_Task objective_
Quote the rows below word for word, taking everything from the row that contains "Decompose this screenshot" down to and including the row that contains "category-label-line: they lived".

_Materials provided_
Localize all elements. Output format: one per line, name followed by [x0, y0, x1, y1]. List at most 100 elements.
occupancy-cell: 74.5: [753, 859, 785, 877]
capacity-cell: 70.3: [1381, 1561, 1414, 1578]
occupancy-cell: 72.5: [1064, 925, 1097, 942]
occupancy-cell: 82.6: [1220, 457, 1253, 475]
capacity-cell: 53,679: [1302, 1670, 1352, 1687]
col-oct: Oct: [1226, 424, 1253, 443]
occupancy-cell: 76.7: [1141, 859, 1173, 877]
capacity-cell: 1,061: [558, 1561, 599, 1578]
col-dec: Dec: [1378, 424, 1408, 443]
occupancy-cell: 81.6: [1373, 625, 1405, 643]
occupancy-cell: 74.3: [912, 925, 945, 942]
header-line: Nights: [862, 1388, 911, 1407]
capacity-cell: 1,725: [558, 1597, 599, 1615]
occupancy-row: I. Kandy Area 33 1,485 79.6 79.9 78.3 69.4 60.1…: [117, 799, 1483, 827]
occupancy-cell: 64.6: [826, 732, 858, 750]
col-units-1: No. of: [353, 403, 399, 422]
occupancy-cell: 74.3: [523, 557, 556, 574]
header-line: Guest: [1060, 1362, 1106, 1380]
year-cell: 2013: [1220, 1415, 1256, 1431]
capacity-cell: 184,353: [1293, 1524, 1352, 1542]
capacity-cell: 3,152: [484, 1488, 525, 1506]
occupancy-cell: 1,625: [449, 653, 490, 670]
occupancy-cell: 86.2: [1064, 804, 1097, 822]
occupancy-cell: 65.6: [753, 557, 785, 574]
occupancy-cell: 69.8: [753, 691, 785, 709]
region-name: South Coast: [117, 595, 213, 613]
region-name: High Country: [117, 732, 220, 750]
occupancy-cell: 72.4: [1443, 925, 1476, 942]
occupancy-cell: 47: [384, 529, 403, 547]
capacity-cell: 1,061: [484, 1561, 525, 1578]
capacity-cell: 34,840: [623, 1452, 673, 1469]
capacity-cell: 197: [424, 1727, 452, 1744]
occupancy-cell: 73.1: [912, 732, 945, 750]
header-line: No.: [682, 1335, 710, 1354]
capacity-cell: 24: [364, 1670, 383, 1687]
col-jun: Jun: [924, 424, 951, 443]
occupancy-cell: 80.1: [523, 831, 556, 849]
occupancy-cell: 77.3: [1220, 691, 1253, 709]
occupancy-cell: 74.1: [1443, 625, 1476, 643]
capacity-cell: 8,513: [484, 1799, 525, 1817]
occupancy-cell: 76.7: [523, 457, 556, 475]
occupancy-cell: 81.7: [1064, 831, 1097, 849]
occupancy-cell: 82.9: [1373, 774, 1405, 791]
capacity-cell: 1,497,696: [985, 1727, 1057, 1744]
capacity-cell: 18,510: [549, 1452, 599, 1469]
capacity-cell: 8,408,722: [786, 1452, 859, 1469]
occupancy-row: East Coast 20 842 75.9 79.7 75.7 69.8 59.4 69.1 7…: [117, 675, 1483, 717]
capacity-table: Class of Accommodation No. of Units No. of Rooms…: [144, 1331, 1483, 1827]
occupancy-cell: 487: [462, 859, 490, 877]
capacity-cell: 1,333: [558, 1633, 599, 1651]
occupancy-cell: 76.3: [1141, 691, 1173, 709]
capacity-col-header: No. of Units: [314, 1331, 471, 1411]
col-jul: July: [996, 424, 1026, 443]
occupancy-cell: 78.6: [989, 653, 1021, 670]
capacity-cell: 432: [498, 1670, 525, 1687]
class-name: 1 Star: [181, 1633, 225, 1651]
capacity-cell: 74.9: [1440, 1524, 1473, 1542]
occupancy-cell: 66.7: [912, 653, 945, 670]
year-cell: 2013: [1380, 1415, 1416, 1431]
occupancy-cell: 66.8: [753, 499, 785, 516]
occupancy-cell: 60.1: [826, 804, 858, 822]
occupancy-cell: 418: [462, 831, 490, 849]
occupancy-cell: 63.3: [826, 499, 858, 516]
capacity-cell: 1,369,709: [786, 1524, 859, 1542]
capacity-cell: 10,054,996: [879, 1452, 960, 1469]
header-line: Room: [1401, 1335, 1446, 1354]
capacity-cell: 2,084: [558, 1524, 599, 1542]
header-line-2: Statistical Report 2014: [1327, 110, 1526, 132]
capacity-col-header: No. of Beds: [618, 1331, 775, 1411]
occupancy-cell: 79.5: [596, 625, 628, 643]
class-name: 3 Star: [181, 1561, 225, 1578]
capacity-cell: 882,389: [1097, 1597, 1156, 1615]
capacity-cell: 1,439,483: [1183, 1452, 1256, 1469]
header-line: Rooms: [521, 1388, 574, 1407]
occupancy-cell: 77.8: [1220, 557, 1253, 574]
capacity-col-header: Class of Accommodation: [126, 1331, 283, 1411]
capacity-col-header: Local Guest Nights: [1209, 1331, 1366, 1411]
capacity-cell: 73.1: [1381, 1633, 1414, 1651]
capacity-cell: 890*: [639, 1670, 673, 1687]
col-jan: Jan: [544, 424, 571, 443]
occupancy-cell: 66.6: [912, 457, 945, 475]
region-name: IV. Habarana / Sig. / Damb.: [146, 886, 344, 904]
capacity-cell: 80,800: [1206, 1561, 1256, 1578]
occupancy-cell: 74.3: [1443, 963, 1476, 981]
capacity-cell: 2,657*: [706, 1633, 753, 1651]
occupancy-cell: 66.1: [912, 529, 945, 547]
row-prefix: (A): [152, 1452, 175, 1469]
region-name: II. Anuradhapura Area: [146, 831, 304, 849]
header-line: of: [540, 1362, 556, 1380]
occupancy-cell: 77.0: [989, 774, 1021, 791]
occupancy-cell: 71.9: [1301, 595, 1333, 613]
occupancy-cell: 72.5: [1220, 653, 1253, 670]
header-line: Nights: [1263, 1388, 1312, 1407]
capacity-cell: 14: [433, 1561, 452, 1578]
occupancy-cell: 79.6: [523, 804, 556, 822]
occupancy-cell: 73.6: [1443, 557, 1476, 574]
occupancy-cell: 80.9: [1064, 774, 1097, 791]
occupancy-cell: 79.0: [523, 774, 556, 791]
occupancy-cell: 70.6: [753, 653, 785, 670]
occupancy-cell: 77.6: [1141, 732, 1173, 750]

...

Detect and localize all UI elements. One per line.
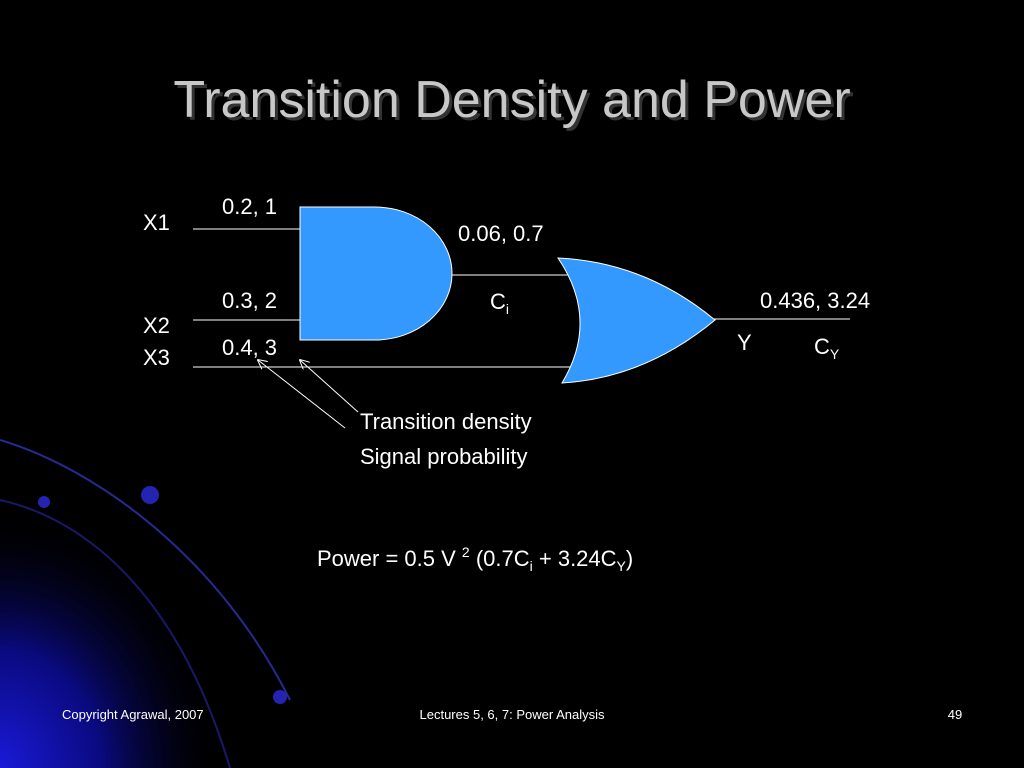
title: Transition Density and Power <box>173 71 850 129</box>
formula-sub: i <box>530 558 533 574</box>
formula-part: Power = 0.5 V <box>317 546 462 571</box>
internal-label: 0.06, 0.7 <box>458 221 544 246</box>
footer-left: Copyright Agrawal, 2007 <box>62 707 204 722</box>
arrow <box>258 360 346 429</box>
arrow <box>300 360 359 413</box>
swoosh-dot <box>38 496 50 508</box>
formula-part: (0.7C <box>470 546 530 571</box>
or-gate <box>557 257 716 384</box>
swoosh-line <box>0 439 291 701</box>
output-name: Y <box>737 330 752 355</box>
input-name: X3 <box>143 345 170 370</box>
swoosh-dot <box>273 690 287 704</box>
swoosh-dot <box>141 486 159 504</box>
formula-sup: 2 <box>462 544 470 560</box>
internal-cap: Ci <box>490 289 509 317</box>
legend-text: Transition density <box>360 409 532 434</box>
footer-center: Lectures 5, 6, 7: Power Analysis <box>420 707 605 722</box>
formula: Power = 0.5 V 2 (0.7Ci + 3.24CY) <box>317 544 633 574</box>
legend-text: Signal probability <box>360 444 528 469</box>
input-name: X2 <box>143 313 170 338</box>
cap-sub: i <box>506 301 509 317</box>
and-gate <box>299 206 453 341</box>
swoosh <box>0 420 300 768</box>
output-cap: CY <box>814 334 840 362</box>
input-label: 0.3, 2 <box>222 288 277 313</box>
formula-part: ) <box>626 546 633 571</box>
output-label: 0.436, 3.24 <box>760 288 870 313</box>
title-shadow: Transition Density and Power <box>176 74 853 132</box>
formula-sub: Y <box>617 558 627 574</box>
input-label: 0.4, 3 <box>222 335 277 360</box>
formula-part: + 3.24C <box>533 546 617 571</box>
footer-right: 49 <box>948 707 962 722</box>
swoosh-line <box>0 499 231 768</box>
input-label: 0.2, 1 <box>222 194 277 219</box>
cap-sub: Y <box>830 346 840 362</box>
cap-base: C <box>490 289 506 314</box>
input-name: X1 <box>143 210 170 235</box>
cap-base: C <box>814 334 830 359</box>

* * *

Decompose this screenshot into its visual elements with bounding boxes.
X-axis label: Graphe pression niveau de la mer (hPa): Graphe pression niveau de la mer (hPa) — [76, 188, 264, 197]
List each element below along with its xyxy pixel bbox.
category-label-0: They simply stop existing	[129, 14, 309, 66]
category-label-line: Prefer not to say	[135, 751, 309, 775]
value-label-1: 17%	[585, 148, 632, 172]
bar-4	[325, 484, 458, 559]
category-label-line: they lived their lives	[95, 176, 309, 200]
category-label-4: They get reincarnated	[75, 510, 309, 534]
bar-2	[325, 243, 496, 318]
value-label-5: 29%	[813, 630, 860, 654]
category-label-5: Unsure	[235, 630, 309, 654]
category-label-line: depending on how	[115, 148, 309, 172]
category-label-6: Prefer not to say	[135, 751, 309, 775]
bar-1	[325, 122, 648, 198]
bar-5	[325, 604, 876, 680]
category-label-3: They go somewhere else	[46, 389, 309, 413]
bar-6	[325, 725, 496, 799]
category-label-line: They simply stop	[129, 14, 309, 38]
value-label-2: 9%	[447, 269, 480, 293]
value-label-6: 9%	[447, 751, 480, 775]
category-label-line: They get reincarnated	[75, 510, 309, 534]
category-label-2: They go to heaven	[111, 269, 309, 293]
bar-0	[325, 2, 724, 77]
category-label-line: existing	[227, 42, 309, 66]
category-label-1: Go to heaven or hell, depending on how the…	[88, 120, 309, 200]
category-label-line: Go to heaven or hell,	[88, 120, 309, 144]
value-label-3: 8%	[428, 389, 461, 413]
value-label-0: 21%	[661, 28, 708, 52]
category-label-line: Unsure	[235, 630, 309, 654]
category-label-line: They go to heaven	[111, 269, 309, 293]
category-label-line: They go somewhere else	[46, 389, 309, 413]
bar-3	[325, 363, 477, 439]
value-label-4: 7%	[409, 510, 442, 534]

_Finished answer_
Decompose this screenshot into its visual elements with bounding boxes.
X-axis label: Graphe pression niveau de la mer (hPa): Graphe pression niveau de la mer (hPa) — [76, 188, 264, 197]
List each element below along with its xyxy pixel bbox.
category-label-0: They simply stop existing	[129, 14, 309, 66]
category-label-line: Prefer not to say	[135, 751, 309, 775]
value-label-1: 17%	[585, 148, 632, 172]
bar-4	[325, 484, 458, 559]
category-label-line: they lived their lives	[95, 176, 309, 200]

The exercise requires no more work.